Retype each line exactly. Skip images.

## begin MATERIALS PROVIDED

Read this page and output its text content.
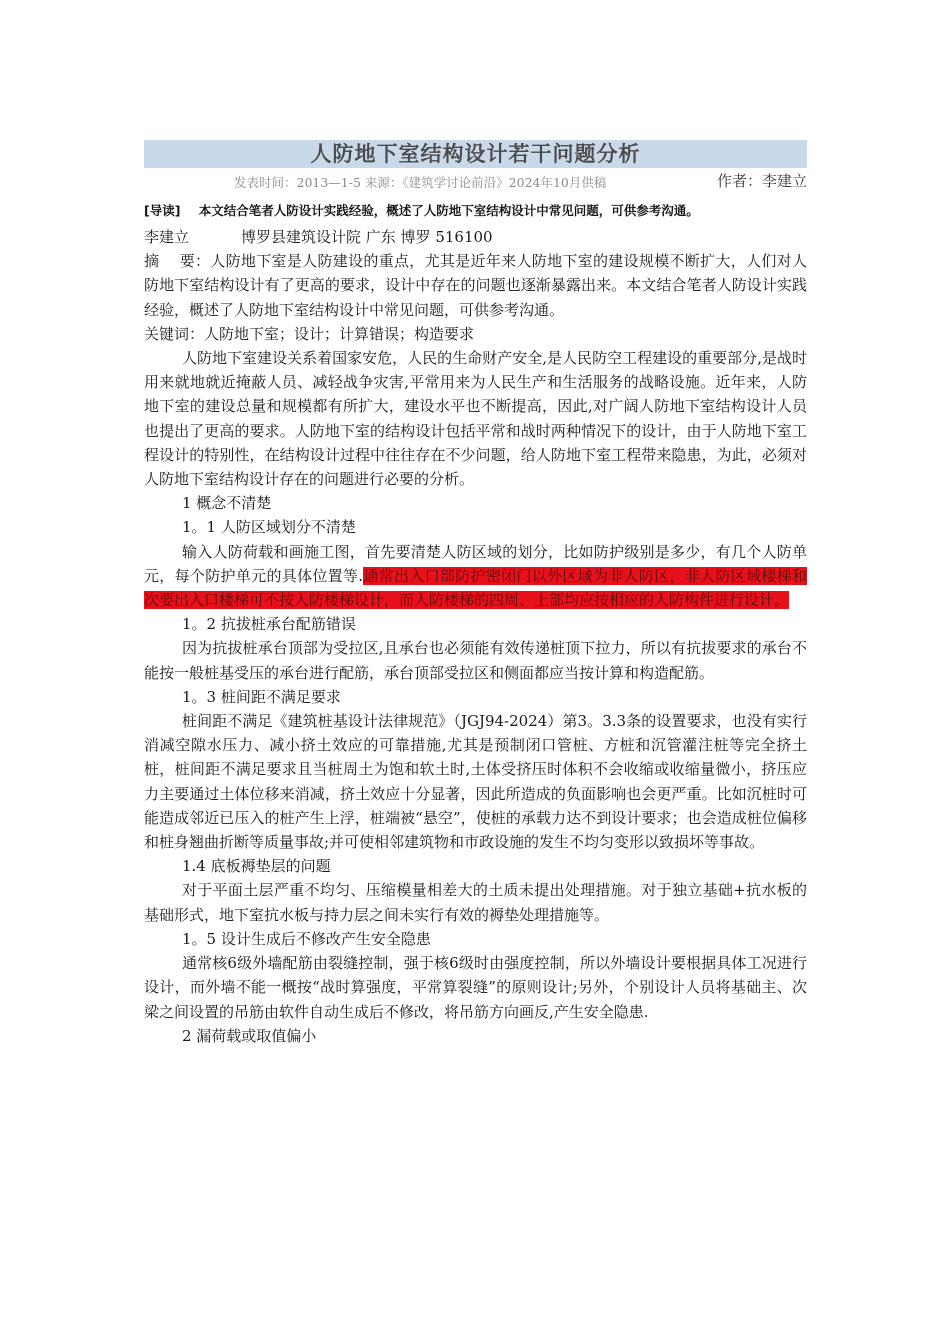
人防地下室结构设计若干问题分析
发表时间：2013—1-5 来源：《建筑学讨论前沿》2024年10月供稿	作者：李建立
[导读] 本文结合笔者人防设计实践经验，概述了人防地下室结构设计中常见问题，可供参考沟通。
李建立	博罗县建筑设计院 广东 博罗 516100

摘　 要：人防地下室是人防建设的重点，尤其是近年来人防地下室的建设规模不断扩大，人们对人防地下室结构设计有了更高的要求，设计中存在的问题也逐渐暴露出来。本文结合笔者人防设计实践经验，概述了人防地下室结构设计中常见问题，可供参考沟通。

关键词：人防地下室；设计；计算错误；构造要求

人防地下室建设关系着国家安危，人民的生命财产安全,是人民防空工程建设的重要部分,是战时用来就地就近掩蔽人员、减轻战争灾害,平常用来为人民生产和生活服务的战略设施。近年来，人防地下室的建设总量和规模都有所扩大，建设水平也不断提高，因此,对广阔人防地下室结构设计人员也提出了更高的要求。人防地下室的结构设计包括平常和战时两种情况下的设计，由于人防地下室工程设计的特别性，在结构设计过程中往往存在不少问题，给人防地下室工程带来隐患，为此，必须对人防地下室结构设计存在的问题进行必要的分析。

1 概念不清楚

1。1 人防区域划分不清楚

输入人防荷载和画施工图，首先要清楚人防区域的划分，比如防护级别是多少，有几个人防单元，每个防护单元的具体位置等.通常出入口部防护密闭门以外区域为非人防区，非人防区域楼梯和次要出入口楼梯可不按人防楼梯设计，而人防楼梯的四周、上部均应按相应的人防构件进行设计。

1。2 抗拔桩承台配筋错误

因为抗拔桩承台顶部为受拉区,且承台也必须能有效传递桩顶下拉力，所以有抗拔要求的承台不能按一般桩基受压的承台进行配筋，承台顶部受拉区和侧面都应当按计算和构造配筋。

1。3 桩间距不满足要求

桩间距不满足《建筑桩基设计法律规范》（JGJ94-2024）第3。3.3条的设置要求，也没有实行消减空隙水压力、减小挤土效应的可靠措施,尤其是预制闭口管桩、方桩和沉管灌注桩等完全挤土桩，桩间距不满足要求且当桩周土为饱和软土时,土体受挤压时体积不会收缩或收缩量微小，挤压应力主要通过土体位移来消减，挤土效应十分显著，因此所造成的负面影响也会更严重。比如沉桩时可能造成邻近已压入的桩产生上浮，桩端被“悬空”，使桩的承载力达不到设计要求；也会造成桩位偏移和桩身翘曲折断等质量事故;并可使相邻建筑物和市政设施的发生不均匀变形以致损坏等事故。

1.4 底板褥垫层的问题

对于平面土层严重不均匀、压缩模量相差大的土质未提出处理措施。对于独立基础+抗水板的基础形式，地下室抗水板与持力层之间未实行有效的褥垫处理措施等。

1。5 设计生成后不修改产生安全隐患

通常核6级外墙配筋由裂缝控制，强于核6级时由强度控制，所以外墙设计要根据具体工况进行设计，而外墙不能一概按“战时算强度，平常算裂缝”的原则设计;另外，个别设计人员将基础主、次梁之间设置的吊筋由软件自动生成后不修改，将吊筋方向画反,产生安全隐患.

2 漏荷载或取值偏小
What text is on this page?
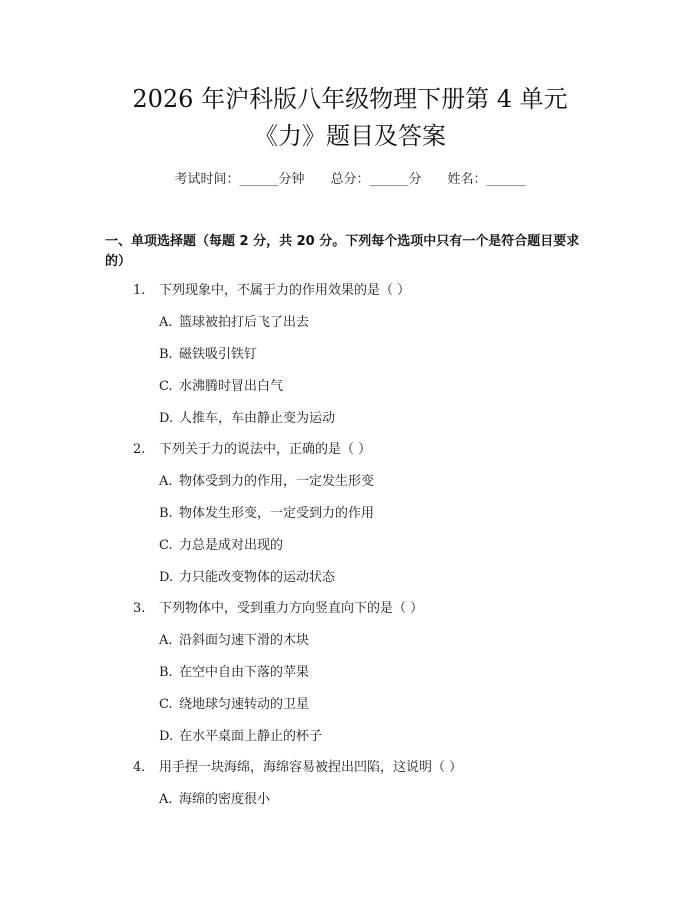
2026 年沪科版八年级物理下册第 4 单元
《力》题目及答案
考试时间：______分钟 总分：______分 姓名：______
一、单项选择题（每题 2 分，共 20 分。下列每个选项中只有一个是符合题目要求的）
1. 下列现象中，不属于力的作用效果的是（ ）
A. 篮球被拍打后飞了出去
B. 磁铁吸引铁钉
C. 水沸腾时冒出白气
D. 人推车，车由静止变为运动
2. 下列关于力的说法中，正确的是（ ）
A. 物体受到力的作用，一定发生形变
B. 物体发生形变，一定受到力的作用
C. 力总是成对出现的
D. 力只能改变物体的运动状态
3. 下列物体中，受到重力方向竖直向下的是（ ）
A. 沿斜面匀速下滑的木块
B. 在空中自由下落的苹果
C. 绕地球匀速转动的卫星
D. 在水平桌面上静止的杯子
4. 用手捏一块海绵，海绵容易被捏出凹陷，这说明（ ）
A. 海绵的密度很小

## end MATERIALS PROVIDED

> THE ANSWER:
Read this page and output its text content.
人防地下室结构设计若干问题分析
发表时间：2013—1-5 来源：《建筑学讨论前沿》2024年10月供稿	作者：李建立
[导读] 本文结合笔者人防设计实践经验，概述了人防地下室结构设计中常见问题，可供参考沟通。
李建立	博罗县建筑设计院 广东 博罗 516100

摘　 要：人防地下室是人防建设的重点，尤其是近年来人防地下室的建设规模不断扩大，人们对人防地下室结构设计有了更高的要求，设计中存在的问题也逐渐暴露出来。本文结合笔者人防设计实践经验，概述了人防地下室结构设计中常见问题，可供参考沟通。

关键词：人防地下室；设计；计算错误；构造要求

人防地下室建设关系着国家安危，人民的生命财产安全,是人民防空工程建设的重要部分,是战时用来就地就近掩蔽人员、减轻战争灾害,平常用来为人民生产和生活服务的战略设施。近年来，人防地下室的建设总量和规模都有所扩大，建设水平也不断提高，因此,对广阔人防地下室结构设计人员也提出了更高的要求。人防地下室的结构设计包括平常和战时两种情况下的设计，由于人防地下室工程设计的特别性，在结构设计过程中往往存在不少问题，给人防地下室工程带来隐患，为此，必须对人防地下室结构设计存在的问题进行必要的分析。

1 概念不清楚

1。1 人防区域划分不清楚

输入人防荷载和画施工图，首先要清楚人防区域的划分，比如防护级别是多少，有几个人防单元，每个防护单元的具体位置等.通常出入口部防护密闭门以外区域为非人防区，非人防区域楼梯和次要出入口楼梯可不按人防楼梯设计，而人防楼梯的四周、上部均应按相应的人防构件进行设计。

1。2 抗拔桩承台配筋错误

因为抗拔桩承台顶部为受拉区,且承台也必须能有效传递桩顶下拉力，所以有抗拔要求的承台不能按一般桩基受压的承台进行配筋，承台顶部受拉区和侧面都应当按计算和构造配筋。

1。3 桩间距不满足要求

桩间距不满足《建筑桩基设计法律规范》（JGJ94-2024）第3。3.3条的设置要求，也没有实行消减空隙水压力、减小挤土效应的可靠措施,尤其是预制闭口管桩、方桩和沉管灌注桩等完全挤土桩，桩间距不满足要求且当桩周土为饱和软土时,土体受挤压时体积不会收缩或收缩量微小，挤压应力主要通过土体位移来消减，挤土效应十分显著，因此所造成的负面影响也会更严重。比如沉桩时可能造成邻近已压入的桩产生上浮，桩端被“悬空”，使桩的承载力达不到设计要求；也会造成桩位偏移和桩身翘曲折断等质量事故;并可使相邻建筑物和市政设施的发生不均匀变形以致损坏等事故。

1.4 底板褥垫层的问题

对于平面土层严重不均匀、压缩模量相差大的土质未提出处理措施。对于独立基础+抗水板的基础形式，地下室抗水板与持力层之间未实行有效的褥垫处理措施等。

1。5 设计生成后不修改产生安全隐患

通常核6级外墙配筋由裂缝控制，强于核6级时由强度控制，所以外墙设计要根据具体工况进行设计，而外墙不能一概按“战时算强度，平常算裂缝”的原则设计;另外，个别设计人员将基础主、次梁之间设置的吊筋由软件自动生成后不修改，将吊筋方向画反,产生安全隐患.

2 漏荷载或取值偏小
What text is on this page?
2026 年沪科版八年级物理下册第 4 单元
《力》题目及答案
考试时间：______分钟 总分：______分 姓名：______
一、单项选择题（每题 2 分，共 20 分。下列每个选项中只有一个是符合题目要求的）
1. 下列现象中，不属于力的作用效果的是（ ）
A. 篮球被拍打后飞了出去
B. 磁铁吸引铁钉
C. 水沸腾时冒出白气
D. 人推车，车由静止变为运动
2. 下列关于力的说法中，正确的是（ ）
A. 物体受到力的作用，一定发生形变
B. 物体发生形变，一定受到力的作用
C. 力总是成对出现的
D. 力只能改变物体的运动状态
3. 下列物体中，受到重力方向竖直向下的是（ ）
A. 沿斜面匀速下滑的木块
B. 在空中自由下落的苹果
C. 绕地球匀速转动的卫星
D. 在水平桌面上静止的杯子
4. 用手捏一块海绵，海绵容易被捏出凹陷，这说明（ ）
A. 海绵的密度很小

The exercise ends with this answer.